§ TASK STATEMENT
Filter for the word "separators" and keep each matching line.

§ DATASET EXCERPTS

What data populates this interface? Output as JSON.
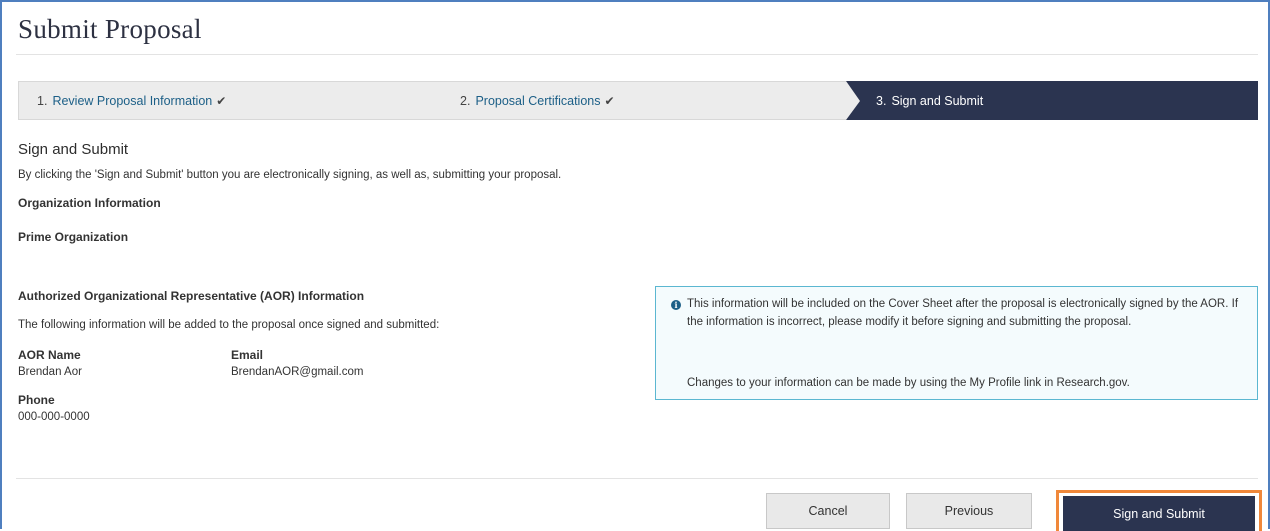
{
  "page": {
    "title": "Submit Proposal"
  },
  "stepper": {
    "steps": [
      {
        "number": "1.",
        "label": "Review Proposal Information",
        "status": "complete"
      },
      {
        "number": "2.",
        "label": "Proposal Certifications",
        "status": "complete"
      },
      {
        "number": "3.",
        "label": "Sign and Submit",
        "status": "current"
      }
    ]
  },
  "sign_section": {
    "heading": "Sign and Submit",
    "description": "By clicking the 'Sign and Submit' button you are electronically signing, as well as, submitting your proposal.",
    "org_heading": "Organization Information",
    "prime_heading": "Prime Organization"
  },
  "aor": {
    "heading": "Authorized Organizational Representative (AOR) Information",
    "description": "The following information will be added to the proposal once signed and submitted:",
    "name_label": "AOR Name",
    "name_value": "Brendan Aor",
    "email_label": "Email",
    "email_value": "BrendanAOR@gmail.com",
    "phone_label": "Phone",
    "phone_value": "000-000-0000"
  },
  "info_box": {
    "icon": "info-icon",
    "text1": "This information will be included on the Cover Sheet after the proposal is electronically signed by the AOR. If the information is incorrect, please modify it before signing and submitting the proposal.",
    "text2": "Changes to your information can be made by using the My Profile link in Research.gov."
  },
  "buttons": {
    "cancel": "Cancel",
    "previous": "Previous",
    "sign_submit": "Sign and Submit"
  },
  "colors": {
    "accent_dark": "#2b3450",
    "link": "#1c5f87",
    "highlight": "#f0883a",
    "info_border": "#5bb7d1"
  }
}
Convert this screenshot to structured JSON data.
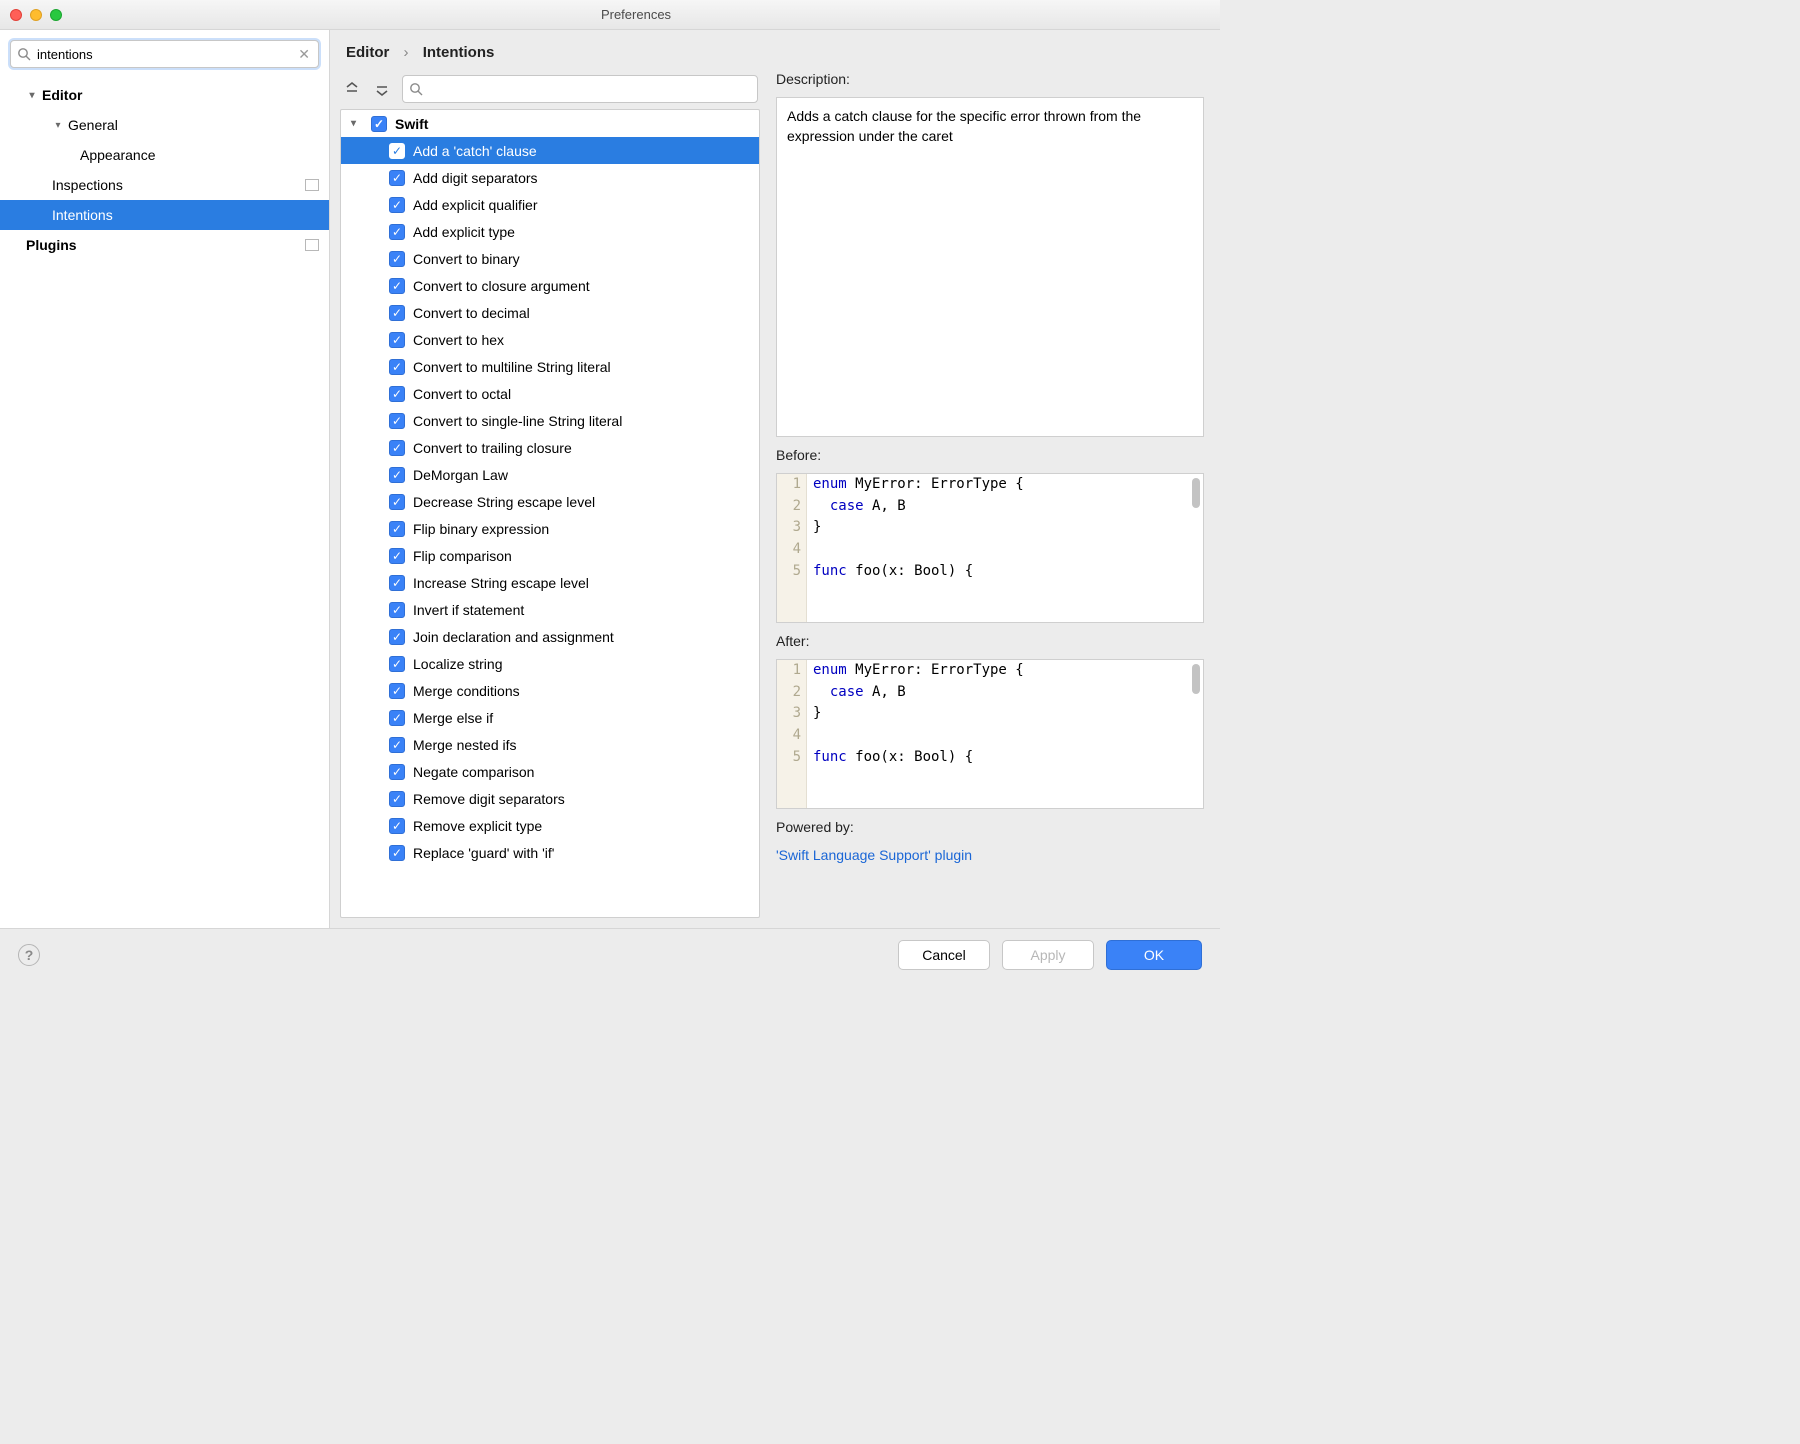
{
  "window": {
    "title": "Preferences"
  },
  "search": {
    "value": "intentions"
  },
  "sidebar": {
    "items": [
      {
        "label": "Editor"
      },
      {
        "label": "General"
      },
      {
        "label": "Appearance"
      },
      {
        "label": "Inspections"
      },
      {
        "label": "Intentions"
      },
      {
        "label": "Plugins"
      }
    ]
  },
  "breadcrumb": {
    "root": "Editor",
    "leaf": "Intentions"
  },
  "filter": {
    "placeholder": ""
  },
  "intentions": {
    "group": "Swift",
    "items": [
      "Add a 'catch' clause",
      "Add digit separators",
      "Add explicit qualifier",
      "Add explicit type",
      "Convert to binary",
      "Convert to closure argument",
      "Convert to decimal",
      "Convert to hex",
      "Convert to multiline String literal",
      "Convert to octal",
      "Convert to single-line String literal",
      "Convert to trailing closure",
      "DeMorgan Law",
      "Decrease String escape level",
      "Flip binary expression",
      "Flip comparison",
      "Increase String escape level",
      "Invert if statement",
      "Join declaration and assignment",
      "Localize string",
      "Merge conditions",
      "Merge else if",
      "Merge nested ifs",
      "Negate comparison",
      "Remove digit separators",
      "Remove explicit type",
      "Replace 'guard' with 'if'"
    ],
    "selected_index": 0
  },
  "description": {
    "label": "Description:",
    "text": "Adds a catch clause for the specific error thrown from the expression under the caret"
  },
  "before": {
    "label": "Before:",
    "lines": [
      {
        "n": "1",
        "kw": "enum",
        "rest": " MyError: ErrorType {"
      },
      {
        "n": "2",
        "kw": "  case",
        "rest": " A, B"
      },
      {
        "n": "3",
        "kw": "",
        "rest": "}"
      },
      {
        "n": "4",
        "kw": "",
        "rest": ""
      },
      {
        "n": "5",
        "kw": "func",
        "rest": " foo(x: Bool) {"
      }
    ]
  },
  "after": {
    "label": "After:",
    "lines": [
      {
        "n": "1",
        "kw": "enum",
        "rest": " MyError: ErrorType {"
      },
      {
        "n": "2",
        "kw": "  case",
        "rest": " A, B"
      },
      {
        "n": "3",
        "kw": "",
        "rest": "}"
      },
      {
        "n": "4",
        "kw": "",
        "rest": ""
      },
      {
        "n": "5",
        "kw": "func",
        "rest": " foo(x: Bool) {"
      }
    ]
  },
  "powered": {
    "label": "Powered by:",
    "link": "'Swift Language Support' plugin"
  },
  "buttons": {
    "cancel": "Cancel",
    "apply": "Apply",
    "ok": "OK"
  }
}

§ RIGHT ANSWER
      "Add digit separators",
      "Remove digit separators",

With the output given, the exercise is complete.